> [Task goal] Report all lines holding "frac".
· · · · · · ·
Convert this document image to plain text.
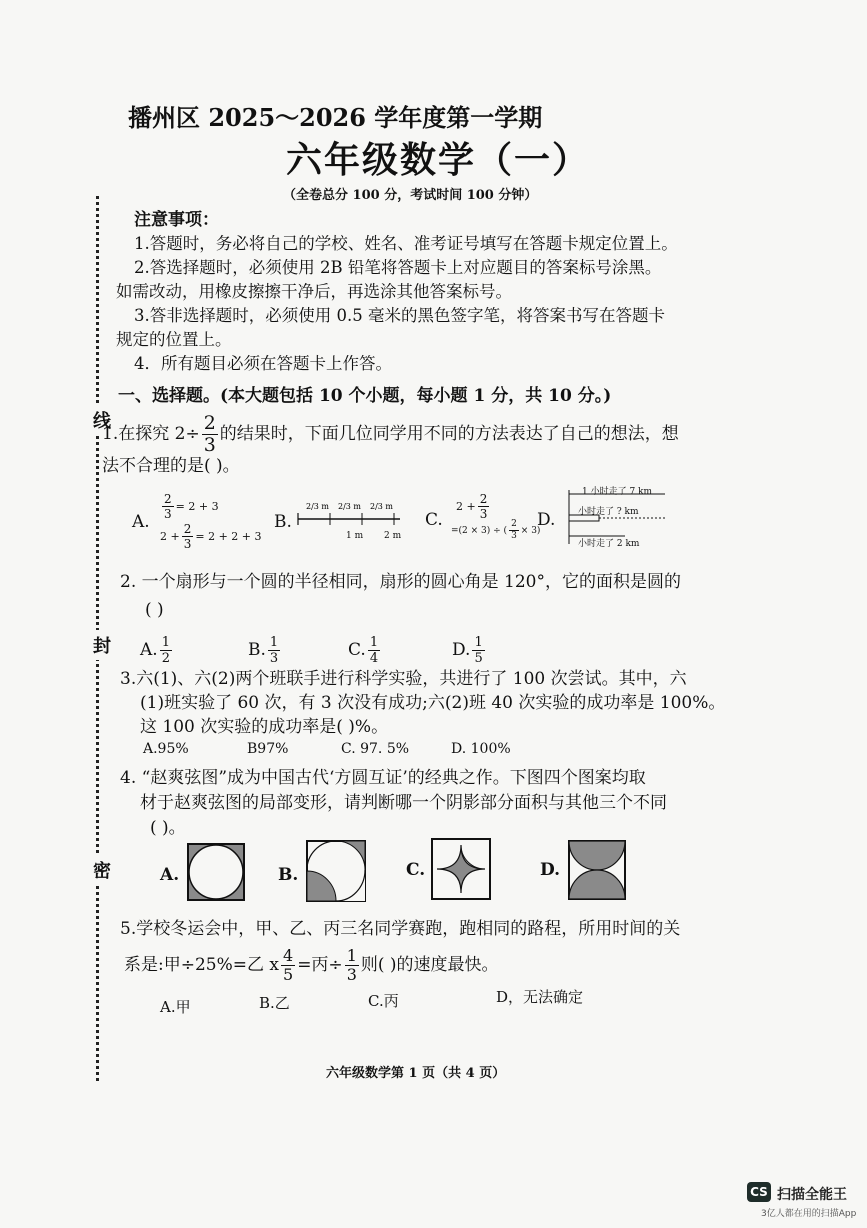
线
封
密
播州区 2025～2026 学年度第一学期
六年级数学（一）
（全卷总分 100 分，考试时间 100 分钟）
注意事项：
1.答题时，务必将自己的学校、姓名、准考证号填写在答题卡规定位置上。
2.答选择题时，必须使用 2B 铅笔将答题卡上对应题目的答案标号涂黑。
如需改动，用橡皮擦擦干净后，再选涂其他答案标号。
3.答非选择题时，必须使用 0.5 毫米的黑色签字笔，将答案书写在答题卡
规定的位置上。
4．所有题目必须在答题卡上作答。
一、选择题。(本大题包括 10 个小题，每小题 1 分，共 10 分。)
1.在探究 $2\div \frac{2}{3}$ 的结果时，下面几位同学用不同的方法表达了自己的想法，想
法不合理的是( )。
A.
$\frac{2}{3} = 2 + 3$
$2 + \frac{2}{3} = 2 + 2 + 3$
B.
2/3 m 2/3 m 2/3 m
1 m 2 m
C.
$2 + \frac{2}{3}$
=(2 × 3) ÷ ( $\frac{2}{3} \times 3$)
D.
1 小时走了 7 km
小时走了 ? km
小时走了 2 km
2. 一个扇形与一个圆的半径相同，扇形的圆心角是 120°，它的面积是圆的
( )
A. $\frac{1}{2}$	B. $\frac{1}{3}$	C. $\frac{1}{4}$	D. $\frac{1}{5}$
3.六(1)、六(2)两个班联手进行科学实验，共进行了 100 次尝试。其中，六
(1)班实验了 60 次，有 3 次没有成功;六(2)班 40 次实验的成功率是 100%。
这 100 次实验的成功率是( )%。
A.95%	B97%	C. 97. 5%	D. 100%
4. “赵爽弦图”成为中国古代‘方圆互证’的经典之作。下图四个图案均取
材于赵爽弦图的局部变形，请判断哪一个阴影部分面积与其他三个不同
( )。
A.	B.	C.	D.
5.学校冬运会中，甲、乙、丙三名同学赛跑，跑相同的路程，所用时间的关
系是:甲÷25%=乙 x $\frac{4}{5}$ =丙÷ $\frac{1}{3}$ 则( )的速度最快。
A.甲	B.乙	C.丙	D，无法确定
六年级数学第 1 页（共 4 页）
CS 扫描全能王
3亿人都在用的扫描App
· · · · · · ·
> [Solution below]
1.在探究 $2\div \frac{2}{3}$ 的结果时，下面几位同学用不同的方法表达了自己的想法，想
$\frac{2}{3} = 2 + 3$
$2 + \frac{2}{3} = 2 + 2 + 3$
$2 + \frac{2}{3}$
=(2 × 3) ÷ ( $\frac{2}{3} \times 3$)
A. $\frac{1}{2}$	B. $\frac{1}{3}$	C. $\frac{1}{4}$	D. $\frac{1}{5}$
系是:甲÷25%=乙 x $\frac{4}{5}$ =丙÷ $\frac{1}{3}$ 则( )的速度最快。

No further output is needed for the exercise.